Instructions to follow: All entries must be repeated exactly; do not include the pictures.

Items:
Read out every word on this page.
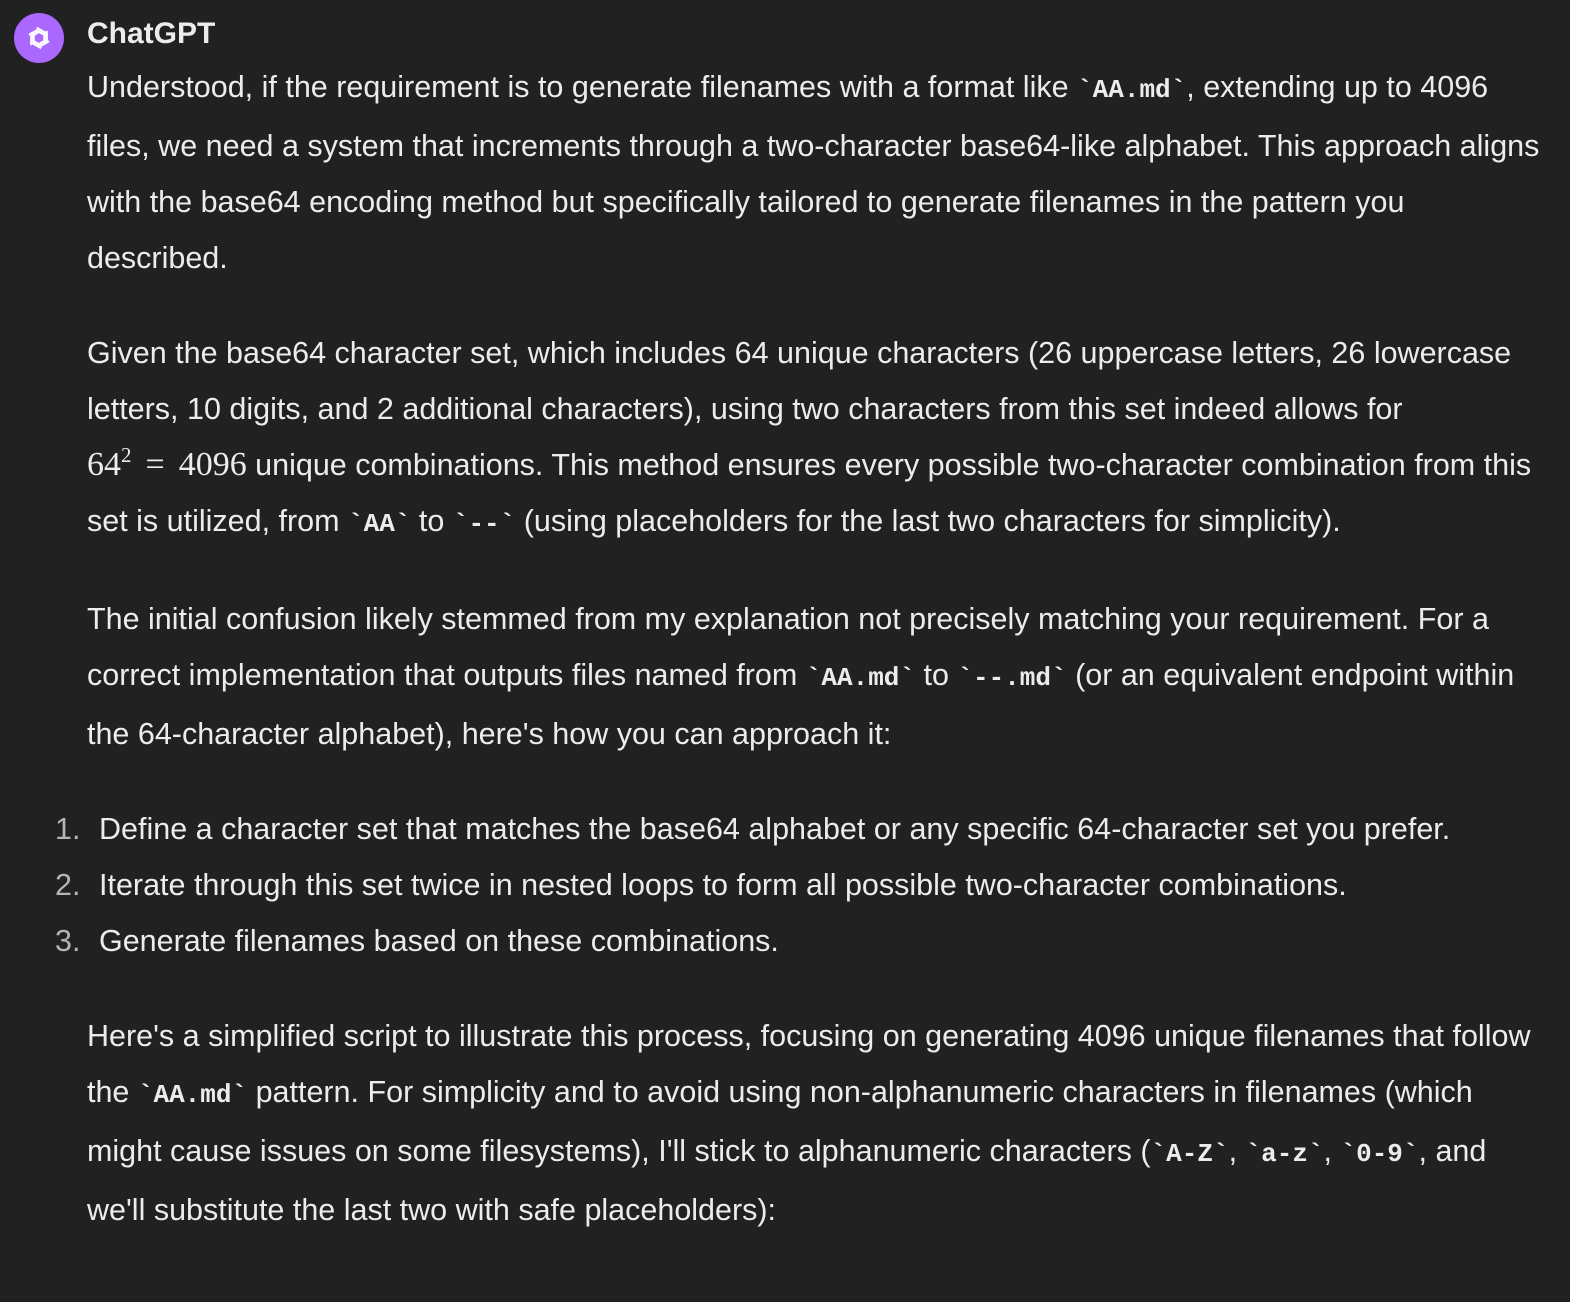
ChatGPT

Understood, if the requirement is to generate filenames with a format like `AA.md`, extending up to 4096 files, we need a system that increments through a two-character base64-like alphabet. This approach aligns with the base64 encoding method but specifically tailored to generate filenames in the pattern you described.

Given the base64 character set, which includes 64 unique characters (26 uppercase letters, 26 lowercase letters, 10 digits, and 2 additional characters), using two characters from this set indeed allows for $64^2 = 4096$ unique combinations. This method ensures every possible two-character combination from this set is utilized, from `AA` to `--` (using placeholders for the last two characters for simplicity).

The initial confusion likely stemmed from my explanation not precisely matching your requirement. For a correct implementation that outputs files named from `AA.md` to `--.md` (or an equivalent endpoint within the 64-character alphabet), here's how you can approach it:

1. Define a character set that matches the base64 alphabet or any specific 64-character set you prefer.
2. Iterate through this set twice in nested loops to form all possible two-character combinations.
3. Generate filenames based on these combinations.

Here's a simplified script to illustrate this process, focusing on generating 4096 unique filenames that follow the `AA.md` pattern. For simplicity and to avoid using non-alphanumeric characters in filenames (which might cause issues on some filesystems), I'll stick to alphanumeric characters (`A-Z`, `a-z`, `0-9`, and we'll substitute the last two with safe placeholders):
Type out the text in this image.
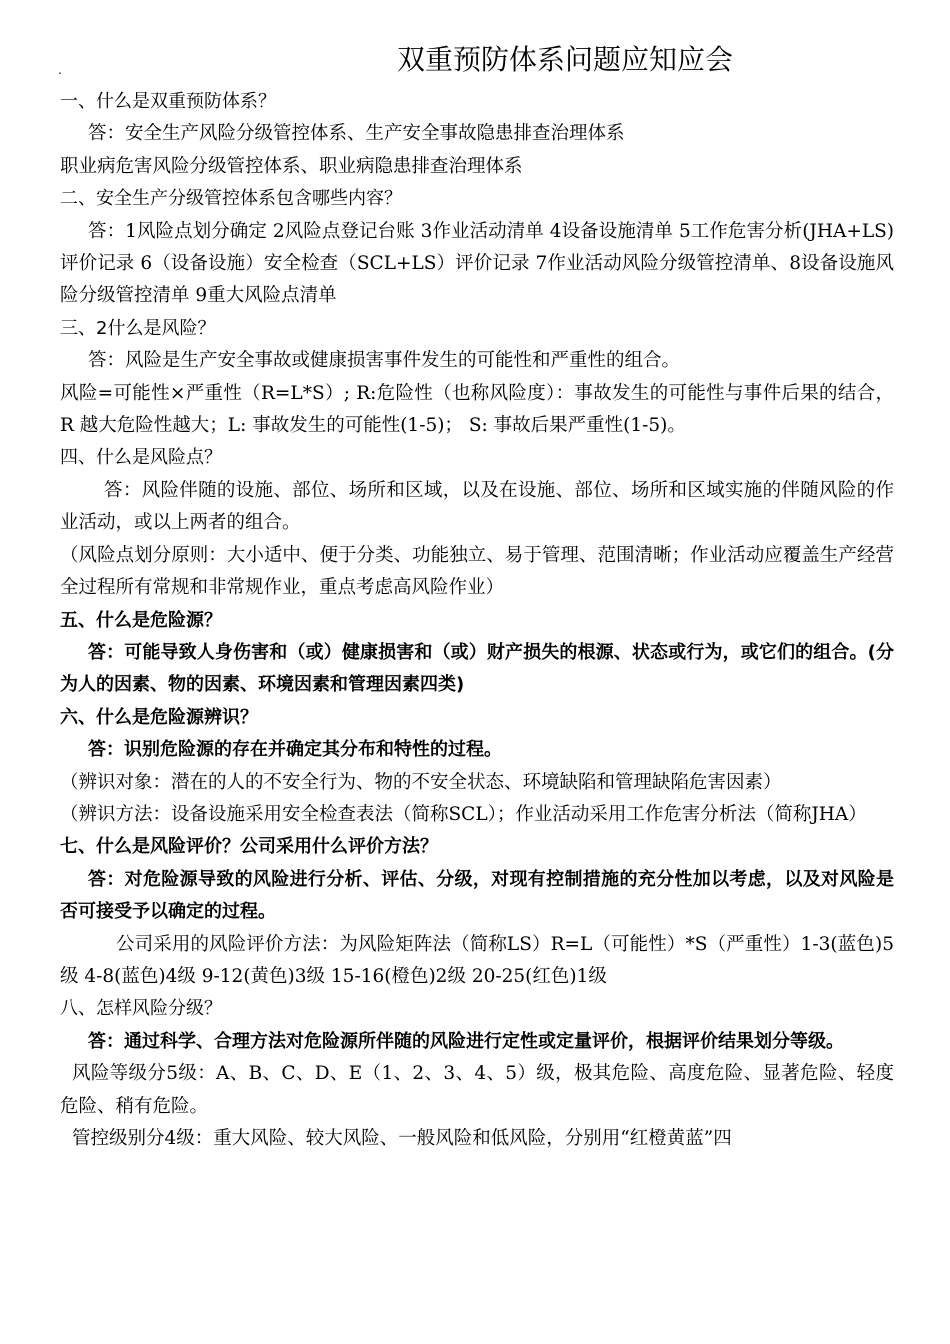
.	双重预防体系问题应知应会

一、什么是双重预防体系？

答：安全生产风险分级管控体系、生产安全事故隐患排查治理体系

职业病危害风险分级管控体系、职业病隐患排查治理体系

二、安全生产分级管控体系包含哪些内容？

答：1风险点划分确定 2风险点登记台账 3作业活动清单 4设备设施清单 5工作危害分析(JHA+LS)评价记录 6（设备设施）安全检查（SCL+LS）评价记录 7作业活动风险分级管控清单、8设备设施风险分级管控清单 9重大风险点清单

三、2什么是风险？

答：风险是生产安全事故或健康损害事件发生的可能性和严重性的组合。

风险=可能性×严重性（R=L*S）; R:危险性（也称风险度）：事故发生的可能性与事件后果的结合，R 越大危险性越大；L: 事故发生的可能性(1-5)； S: 事故后果严重性(1-5)。

四、什么是风险点？

答：风险伴随的设施、部位、场所和区域，以及在设施、部位、场所和区域实施的伴随风险的作业活动，或以上两者的组合。

（风险点划分原则：大小适中、便于分类、功能独立、易于管理、范围清晰；作业活动应覆盖生产经营全过程所有常规和非常规作业，重点考虑高风险作业）

五、什么是危险源？

答：可能导致人身伤害和（或）健康损害和（或）财产损失的根源、状态或行为，或它们的组合。(分为人的因素、物的因素、环境因素和管理因素四类)

六、什么是危险源辨识？

答：识别危险源的存在并确定其分布和特性的过程。

（辨识对象：潜在的人的不安全行为、物的不安全状态、环境缺陷和管理缺陷危害因素）

（辨识方法：设备设施采用安全检查表法（简称SCL）；作业活动采用工作危害分析法（简称JHA）

七、什么是风险评价？公司采用什么评价方法？

答：对危险源导致的风险进行分析、评估、分级，对现有控制措施的充分性加以考虑，以及对风险是否可接受予以确定的过程。

公司采用的风险评价方法：为风险矩阵法（简称LS）R=L（可能性）*S（严重性）1-3(蓝色)5级 4-8(蓝色)4级 9-12(黄色)3级 15-16(橙色)2级 20-25(红色)1级

八、怎样风险分级？

答：通过科学、合理方法对危险源所伴随的风险进行定性或定量评价，根据评价结果划分等级。

风险等级分5级：A、B、C、D、E（1、2、3、4、5）级，极其危险、高度危险、显著危险、轻度危险、稍有危险。

管控级别分4级：重大风险、较大风险、一般风险和低风险，分别用“红橙黄蓝”四
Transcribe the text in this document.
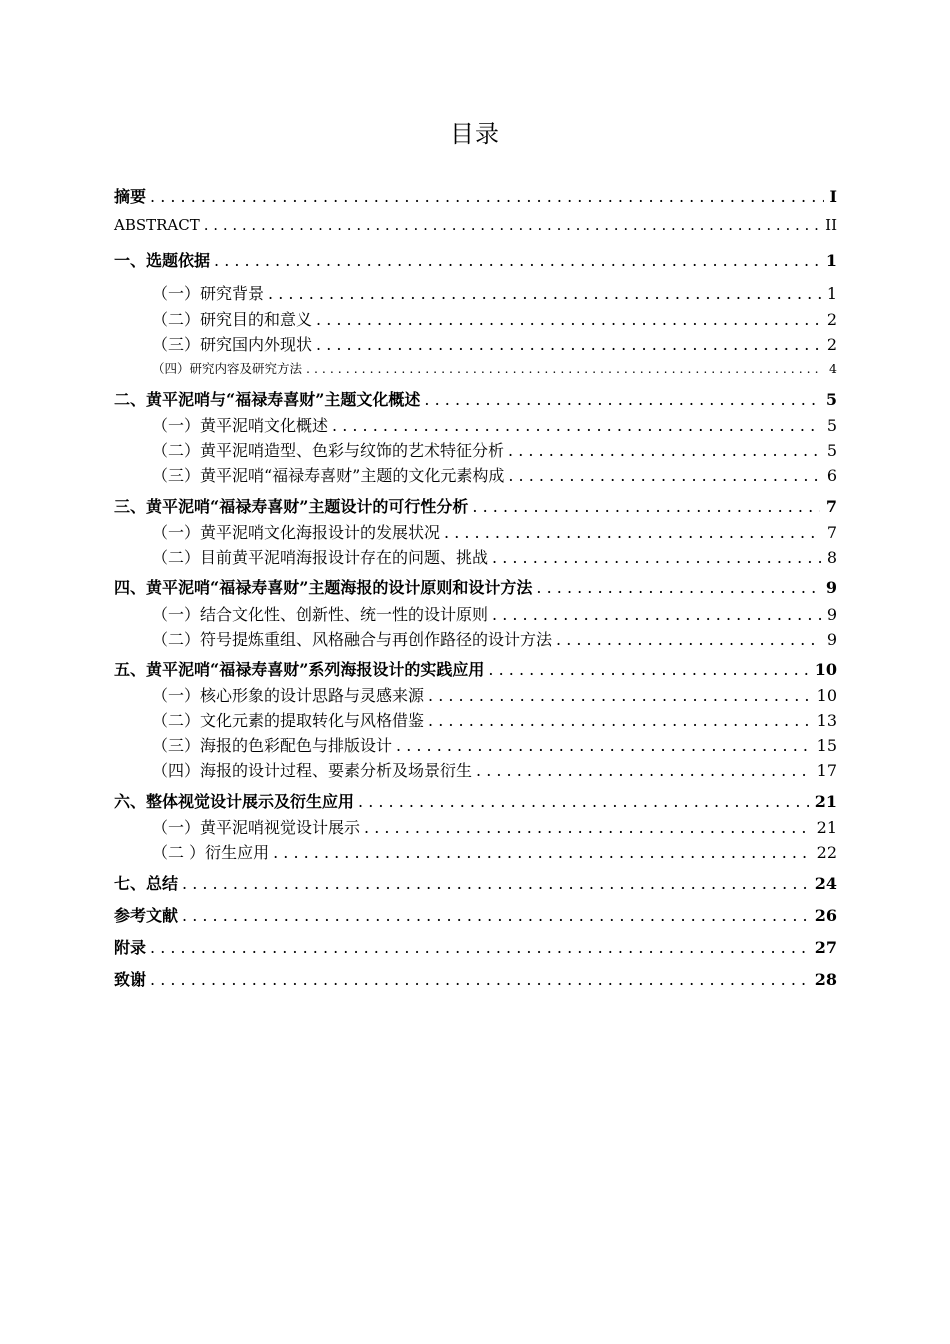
目录
摘要 . . .	I
ABSTRACT . . .	II
一、选题依据 . . .	1
（一）研究背景 . . .	1
（二）研究目的和意义 . . .	2
（三）研究国内外现状 . . .	2
（四）研究内容及研究方法 . . .	4
二、黄平泥哨与“福禄寿喜财”主题文化概述 . . .	5
（一）黄平泥哨文化概述 . . .	5
（二）黄平泥哨造型、色彩与纹饰的艺术特征分析 . . .	5
（三）黄平泥哨“福禄寿喜财”主题的文化元素构成 . . .	6
三、黄平泥哨“福禄寿喜财”主题设计的可行性分析 . . .	7
（一）黄平泥哨文化海报设计的发展状况 . . .	7
（二）目前黄平泥哨海报设计存在的问题、挑战 . . .	8
四、黄平泥哨“福禄寿喜财”主题海报的设计原则和设计方法 . . .	9
（一）结合文化性、创新性、统一性的设计原则 . . .	9
（二）符号提炼重组、风格融合与再创作路径的设计方法 . . .	9
五、黄平泥哨“福禄寿喜财”系列海报设计的实践应用 . . .	10
（一）核心形象的设计思路与灵感来源 . . .	10
（二）文化元素的提取转化与风格借鉴 . . .	13
（三）海报的色彩配色与排版设计 . . .	15
（四）海报的设计过程、要素分析及场景衍生 . . .	17
六、整体视觉设计展示及衍生应用 . . .	21
（一）黄平泥哨视觉设计展示 . . .	21
（二 ）衍生应用 . . .	22
七、总结 . . .	24
参考文献 . . .	26
附录 . . .	27
致谢 . . .	28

Output below:
Read out every word on this page.
ChatGPT

Understood, if the requirement is to generate filenames with a format like `AA.md`, extending up to 4096 files, we need a system that increments through a two-character base64-like alphabet. This approach aligns with the base64 encoding method but specifically tailored to generate filenames in the pattern you described.

Given the base64 character set, which includes 64 unique characters (26 uppercase letters, 26 lowercase letters, 10 digits, and 2 additional characters), using two characters from this set indeed allows for $64^2 = 4096$ unique combinations. This method ensures every possible two-character combination from this set is utilized, from `AA` to `--` (using placeholders for the last two characters for simplicity).

The initial confusion likely stemmed from my explanation not precisely matching your requirement. For a correct implementation that outputs files named from `AA.md` to `--.md` (or an equivalent endpoint within the 64-character alphabet), here's how you can approach it:

1. Define a character set that matches the base64 alphabet or any specific 64-character set you prefer.
2. Iterate through this set twice in nested loops to form all possible two-character combinations.
3. Generate filenames based on these combinations.

Here's a simplified script to illustrate this process, focusing on generating 4096 unique filenames that follow the `AA.md` pattern. For simplicity and to avoid using non-alphanumeric characters in filenames (which might cause issues on some filesystems), I'll stick to alphanumeric characters (`A-Z`, `a-z`, `0-9`, and we'll substitute the last two with safe placeholders):
Type out the text in this image.
.	双重预防体系问题应知应会

一、什么是双重预防体系？

答：安全生产风险分级管控体系、生产安全事故隐患排查治理体系

职业病危害风险分级管控体系、职业病隐患排查治理体系

二、安全生产分级管控体系包含哪些内容？

答：1风险点划分确定 2风险点登记台账 3作业活动清单 4设备设施清单 5工作危害分析(JHA+LS)评价记录 6（设备设施）安全检查（SCL+LS）评价记录 7作业活动风险分级管控清单、8设备设施风险分级管控清单 9重大风险点清单

三、2什么是风险？

答：风险是生产安全事故或健康损害事件发生的可能性和严重性的组合。

风险=可能性×严重性（R=L*S）; R:危险性（也称风险度）：事故发生的可能性与事件后果的结合，R 越大危险性越大；L: 事故发生的可能性(1-5)； S: 事故后果严重性(1-5)。

四、什么是风险点？

答：风险伴随的设施、部位、场所和区域，以及在设施、部位、场所和区域实施的伴随风险的作业活动，或以上两者的组合。

（风险点划分原则：大小适中、便于分类、功能独立、易于管理、范围清晰；作业活动应覆盖生产经营全过程所有常规和非常规作业，重点考虑高风险作业）

五、什么是危险源？

答：可能导致人身伤害和（或）健康损害和（或）财产损失的根源、状态或行为，或它们的组合。(分为人的因素、物的因素、环境因素和管理因素四类)

六、什么是危险源辨识？

答：识别危险源的存在并确定其分布和特性的过程。

（辨识对象：潜在的人的不安全行为、物的不安全状态、环境缺陷和管理缺陷危害因素）

（辨识方法：设备设施采用安全检查表法（简称SCL）；作业活动采用工作危害分析法（简称JHA）

七、什么是风险评价？公司采用什么评价方法？

答：对危险源导致的风险进行分析、评估、分级，对现有控制措施的充分性加以考虑，以及对风险是否可接受予以确定的过程。

公司采用的风险评价方法：为风险矩阵法（简称LS）R=L（可能性）*S（严重性）1-3(蓝色)5级 4-8(蓝色)4级 9-12(黄色)3级 15-16(橙色)2级 20-25(红色)1级

八、怎样风险分级？

答：通过科学、合理方法对危险源所伴随的风险进行定性或定量评价，根据评价结果划分等级。

风险等级分5级：A、B、C、D、E（1、2、3、4、5）级，极其危险、高度危险、显著危险、轻度危险、稍有危险。

管控级别分4级：重大风险、较大风险、一般风险和低风险，分别用“红橙黄蓝”四
Transcribe the text in this document.
目录
摘要 . . .	I
ABSTRACT . . .	II
一、选题依据 . . .	1
（一）研究背景 . . .	1
（二）研究目的和意义 . . .	2
（三）研究国内外现状 . . .	2
（四）研究内容及研究方法 . . .	4
二、黄平泥哨与“福禄寿喜财”主题文化概述 . . .	5
（一）黄平泥哨文化概述 . . .	5
（二）黄平泥哨造型、色彩与纹饰的艺术特征分析 . . .	5
（三）黄平泥哨“福禄寿喜财”主题的文化元素构成 . . .	6
三、黄平泥哨“福禄寿喜财”主题设计的可行性分析 . . .	7
（一）黄平泥哨文化海报设计的发展状况 . . .	7
（二）目前黄平泥哨海报设计存在的问题、挑战 . . .	8
四、黄平泥哨“福禄寿喜财”主题海报的设计原则和设计方法 . . .	9
（一）结合文化性、创新性、统一性的设计原则 . . .	9
（二）符号提炼重组、风格融合与再创作路径的设计方法 . . .	9
五、黄平泥哨“福禄寿喜财”系列海报设计的实践应用 . . .	10
（一）核心形象的设计思路与灵感来源 . . .	10
（二）文化元素的提取转化与风格借鉴 . . .	13
（三）海报的色彩配色与排版设计 . . .	15
（四）海报的设计过程、要素分析及场景衍生 . . .	17
六、整体视觉设计展示及衍生应用 . . .	21
（一）黄平泥哨视觉设计展示 . . .	21
（二 ）衍生应用 . . .	22
七、总结 . . .	24
参考文献 . . .	26
附录 . . .	27
致谢 . . .	28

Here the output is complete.